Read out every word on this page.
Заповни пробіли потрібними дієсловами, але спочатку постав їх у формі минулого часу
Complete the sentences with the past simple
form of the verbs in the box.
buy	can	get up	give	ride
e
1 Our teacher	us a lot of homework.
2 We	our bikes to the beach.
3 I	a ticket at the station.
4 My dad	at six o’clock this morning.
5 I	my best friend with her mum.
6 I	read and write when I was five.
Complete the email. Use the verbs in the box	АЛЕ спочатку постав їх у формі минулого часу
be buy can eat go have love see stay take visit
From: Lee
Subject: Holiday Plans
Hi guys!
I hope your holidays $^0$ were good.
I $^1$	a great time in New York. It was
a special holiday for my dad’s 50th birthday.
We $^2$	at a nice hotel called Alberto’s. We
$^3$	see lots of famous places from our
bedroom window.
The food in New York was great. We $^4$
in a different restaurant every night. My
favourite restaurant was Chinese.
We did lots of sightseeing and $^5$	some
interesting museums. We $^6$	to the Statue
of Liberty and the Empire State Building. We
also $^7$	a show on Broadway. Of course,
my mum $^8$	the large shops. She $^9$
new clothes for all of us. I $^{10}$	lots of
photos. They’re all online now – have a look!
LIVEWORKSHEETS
_ _ _
* WRITTEN REQUEST: Retype the whole listing, matching it exactly.

* TASK SOLUTION:
Read out every word on this page.
Заповни пробіли потрібними дієсловами, але спочатку постав їх у формі минулого часу
Complete the sentences with the past simple
form of the verbs in the box.
buy	can	get up	give	ride
e
1 Our teacher	us a lot of homework.
2 We	our bikes to the beach.
3 I	a ticket at the station.
4 My dad	at six o’clock this morning.
5 I	my best friend with her mum.
6 I	read and write when I was five.
Complete the email. Use the verbs in the box	АЛЕ спочатку постав їх у формі минулого часу
be buy can eat go have love see stay take visit
From: Lee
Subject: Holiday Plans
Hi guys!
I hope your holidays $^0$ were good.
I $^1$	a great time in New York. It was
a special holiday for my dad’s 50th birthday.
We $^2$	at a nice hotel called Alberto’s. We
$^3$	see lots of famous places from our
bedroom window.
The food in New York was great. We $^4$
in a different restaurant every night. My
favourite restaurant was Chinese.
We did lots of sightseeing and $^5$	some
interesting museums. We $^6$	to the Statue
of Liberty and the Empire State Building. We
also $^7$	a show on Broadway. Of course,
my mum $^8$	the large shops. She $^9$
new clothes for all of us. I $^{10}$	lots of
photos. They’re all online now – have a look!
LIVEWORKSHEETS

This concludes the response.